** start Record set **

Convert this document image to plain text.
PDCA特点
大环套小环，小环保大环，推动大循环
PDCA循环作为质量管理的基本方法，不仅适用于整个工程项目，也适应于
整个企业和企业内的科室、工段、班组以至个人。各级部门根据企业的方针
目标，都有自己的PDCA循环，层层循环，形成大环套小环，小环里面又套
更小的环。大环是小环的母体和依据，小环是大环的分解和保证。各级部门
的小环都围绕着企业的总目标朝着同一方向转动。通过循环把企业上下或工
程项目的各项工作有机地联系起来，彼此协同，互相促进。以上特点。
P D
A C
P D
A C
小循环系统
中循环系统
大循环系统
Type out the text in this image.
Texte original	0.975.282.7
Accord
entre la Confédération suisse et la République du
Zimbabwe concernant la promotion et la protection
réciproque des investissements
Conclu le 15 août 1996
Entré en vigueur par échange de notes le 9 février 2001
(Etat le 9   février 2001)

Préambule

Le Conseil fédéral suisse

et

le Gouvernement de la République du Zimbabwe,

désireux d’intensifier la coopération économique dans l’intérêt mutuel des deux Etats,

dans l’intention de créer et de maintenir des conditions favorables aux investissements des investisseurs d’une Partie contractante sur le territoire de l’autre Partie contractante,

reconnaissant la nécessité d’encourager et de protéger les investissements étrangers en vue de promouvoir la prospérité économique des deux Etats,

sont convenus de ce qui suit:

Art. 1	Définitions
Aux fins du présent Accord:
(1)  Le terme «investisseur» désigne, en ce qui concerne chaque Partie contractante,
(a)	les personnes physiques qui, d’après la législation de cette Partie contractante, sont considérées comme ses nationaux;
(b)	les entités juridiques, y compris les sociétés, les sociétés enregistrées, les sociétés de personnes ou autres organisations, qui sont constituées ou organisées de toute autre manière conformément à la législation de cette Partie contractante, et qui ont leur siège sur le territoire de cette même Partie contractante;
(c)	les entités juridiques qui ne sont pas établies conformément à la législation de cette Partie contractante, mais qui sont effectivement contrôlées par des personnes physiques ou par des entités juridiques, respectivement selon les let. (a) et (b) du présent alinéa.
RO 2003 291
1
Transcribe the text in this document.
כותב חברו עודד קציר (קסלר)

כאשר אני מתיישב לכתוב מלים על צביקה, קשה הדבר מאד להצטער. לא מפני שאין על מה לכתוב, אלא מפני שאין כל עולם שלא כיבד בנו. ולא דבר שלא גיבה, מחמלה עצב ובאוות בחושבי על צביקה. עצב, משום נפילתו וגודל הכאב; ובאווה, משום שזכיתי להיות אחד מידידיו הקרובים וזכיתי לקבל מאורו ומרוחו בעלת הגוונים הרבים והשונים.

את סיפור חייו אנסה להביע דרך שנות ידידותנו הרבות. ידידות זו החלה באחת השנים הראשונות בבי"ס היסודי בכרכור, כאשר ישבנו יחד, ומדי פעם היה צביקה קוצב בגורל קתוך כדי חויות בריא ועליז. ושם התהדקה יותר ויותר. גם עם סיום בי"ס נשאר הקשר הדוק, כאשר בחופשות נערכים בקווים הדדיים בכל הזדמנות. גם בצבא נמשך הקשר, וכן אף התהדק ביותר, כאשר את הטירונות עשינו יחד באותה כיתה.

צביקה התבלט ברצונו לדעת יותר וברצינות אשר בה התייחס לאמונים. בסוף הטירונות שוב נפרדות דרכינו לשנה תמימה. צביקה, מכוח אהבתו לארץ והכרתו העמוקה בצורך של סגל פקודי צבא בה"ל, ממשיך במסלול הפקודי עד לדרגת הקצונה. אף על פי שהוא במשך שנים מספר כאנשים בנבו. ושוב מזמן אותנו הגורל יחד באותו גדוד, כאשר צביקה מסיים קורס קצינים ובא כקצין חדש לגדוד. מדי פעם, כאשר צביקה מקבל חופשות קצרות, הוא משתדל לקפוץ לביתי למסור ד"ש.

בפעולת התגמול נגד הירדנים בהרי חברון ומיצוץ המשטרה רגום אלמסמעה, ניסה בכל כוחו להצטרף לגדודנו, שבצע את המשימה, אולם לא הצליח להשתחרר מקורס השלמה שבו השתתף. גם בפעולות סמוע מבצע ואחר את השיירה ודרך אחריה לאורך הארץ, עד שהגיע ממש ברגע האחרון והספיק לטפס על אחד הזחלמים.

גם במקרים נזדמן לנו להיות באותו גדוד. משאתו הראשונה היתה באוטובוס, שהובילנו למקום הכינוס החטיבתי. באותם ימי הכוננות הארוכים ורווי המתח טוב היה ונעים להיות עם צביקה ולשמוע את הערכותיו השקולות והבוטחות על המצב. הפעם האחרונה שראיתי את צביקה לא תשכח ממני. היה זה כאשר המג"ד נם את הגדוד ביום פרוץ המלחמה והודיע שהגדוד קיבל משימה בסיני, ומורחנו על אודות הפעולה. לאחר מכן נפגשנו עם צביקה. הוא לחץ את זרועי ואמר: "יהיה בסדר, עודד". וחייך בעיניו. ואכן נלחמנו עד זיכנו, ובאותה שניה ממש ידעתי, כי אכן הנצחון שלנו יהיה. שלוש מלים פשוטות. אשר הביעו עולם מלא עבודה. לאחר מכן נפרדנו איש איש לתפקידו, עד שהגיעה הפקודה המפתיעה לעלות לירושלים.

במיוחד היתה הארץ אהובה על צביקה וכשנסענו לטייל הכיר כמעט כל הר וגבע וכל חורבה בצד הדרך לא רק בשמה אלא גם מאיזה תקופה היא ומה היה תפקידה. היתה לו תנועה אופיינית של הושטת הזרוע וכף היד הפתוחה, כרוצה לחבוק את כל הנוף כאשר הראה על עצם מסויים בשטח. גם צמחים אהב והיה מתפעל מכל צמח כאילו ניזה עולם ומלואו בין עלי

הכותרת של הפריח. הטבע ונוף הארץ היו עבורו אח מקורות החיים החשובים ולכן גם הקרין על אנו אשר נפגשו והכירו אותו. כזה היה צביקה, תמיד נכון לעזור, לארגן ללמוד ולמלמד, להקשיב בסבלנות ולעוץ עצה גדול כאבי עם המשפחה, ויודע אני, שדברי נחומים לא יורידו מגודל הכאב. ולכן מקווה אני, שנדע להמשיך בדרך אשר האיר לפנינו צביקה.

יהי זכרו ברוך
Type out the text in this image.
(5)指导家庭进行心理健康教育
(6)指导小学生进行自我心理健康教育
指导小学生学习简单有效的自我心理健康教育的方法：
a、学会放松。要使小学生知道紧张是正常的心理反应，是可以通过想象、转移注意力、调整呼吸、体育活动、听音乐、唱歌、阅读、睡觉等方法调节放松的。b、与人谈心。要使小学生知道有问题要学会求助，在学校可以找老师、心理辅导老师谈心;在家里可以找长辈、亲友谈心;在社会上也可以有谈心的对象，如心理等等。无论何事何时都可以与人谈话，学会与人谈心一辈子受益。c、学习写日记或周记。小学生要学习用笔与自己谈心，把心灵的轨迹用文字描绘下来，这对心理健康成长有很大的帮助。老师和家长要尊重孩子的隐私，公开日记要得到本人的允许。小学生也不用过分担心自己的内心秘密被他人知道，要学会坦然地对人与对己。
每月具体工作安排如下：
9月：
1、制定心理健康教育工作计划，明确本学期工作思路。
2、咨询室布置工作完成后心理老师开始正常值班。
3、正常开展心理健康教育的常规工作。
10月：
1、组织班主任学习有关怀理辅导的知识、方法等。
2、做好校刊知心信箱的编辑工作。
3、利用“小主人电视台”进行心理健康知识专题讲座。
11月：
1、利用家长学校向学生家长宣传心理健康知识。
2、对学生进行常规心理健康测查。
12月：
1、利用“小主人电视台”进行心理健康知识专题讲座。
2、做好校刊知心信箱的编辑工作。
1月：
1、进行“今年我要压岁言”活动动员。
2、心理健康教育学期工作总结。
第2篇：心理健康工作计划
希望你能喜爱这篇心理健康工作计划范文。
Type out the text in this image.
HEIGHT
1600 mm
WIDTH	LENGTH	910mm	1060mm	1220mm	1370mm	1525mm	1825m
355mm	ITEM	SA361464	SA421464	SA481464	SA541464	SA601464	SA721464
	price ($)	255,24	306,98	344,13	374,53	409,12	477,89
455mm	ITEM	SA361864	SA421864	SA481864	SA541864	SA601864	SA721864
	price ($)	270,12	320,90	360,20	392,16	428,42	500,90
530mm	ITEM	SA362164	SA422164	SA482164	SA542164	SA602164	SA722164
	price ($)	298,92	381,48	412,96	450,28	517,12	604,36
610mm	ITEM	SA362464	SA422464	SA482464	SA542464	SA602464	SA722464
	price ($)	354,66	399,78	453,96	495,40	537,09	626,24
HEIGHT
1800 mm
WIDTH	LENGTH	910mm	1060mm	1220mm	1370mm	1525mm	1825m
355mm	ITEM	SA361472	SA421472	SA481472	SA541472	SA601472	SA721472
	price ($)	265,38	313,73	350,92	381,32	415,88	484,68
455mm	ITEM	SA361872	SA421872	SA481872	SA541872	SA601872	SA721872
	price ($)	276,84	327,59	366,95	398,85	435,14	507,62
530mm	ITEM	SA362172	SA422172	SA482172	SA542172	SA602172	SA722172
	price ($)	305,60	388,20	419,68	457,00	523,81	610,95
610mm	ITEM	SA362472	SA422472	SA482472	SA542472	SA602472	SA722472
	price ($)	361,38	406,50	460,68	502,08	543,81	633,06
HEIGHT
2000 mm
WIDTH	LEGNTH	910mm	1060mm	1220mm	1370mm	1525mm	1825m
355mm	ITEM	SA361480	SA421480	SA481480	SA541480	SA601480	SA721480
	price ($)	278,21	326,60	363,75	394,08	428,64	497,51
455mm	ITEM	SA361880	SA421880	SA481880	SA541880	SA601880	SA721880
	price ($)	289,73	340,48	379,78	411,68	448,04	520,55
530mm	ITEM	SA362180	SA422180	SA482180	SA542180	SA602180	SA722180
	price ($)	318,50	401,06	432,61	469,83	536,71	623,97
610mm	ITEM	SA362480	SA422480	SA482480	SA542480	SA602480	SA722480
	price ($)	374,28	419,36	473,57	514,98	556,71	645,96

** end Record set **

■ What you need to do
Find every line in the records that contains the word "territoire"; copy those lines.

■ Result
dans l’intention de créer et de maintenir des conditions favorables aux investissements des investisseurs d’une Partie contractante sur le territoire de l’autre Partie contractante,
(b)	les entités juridiques, y compris les sociétés, les sociétés enregistrées, les sociétés de personnes ou autres organisations, qui sont constituées ou organisées de toute autre manière conformément à la législation de cette Partie contractante, et qui ont leur siège sur le territoire de cette même Partie contractante;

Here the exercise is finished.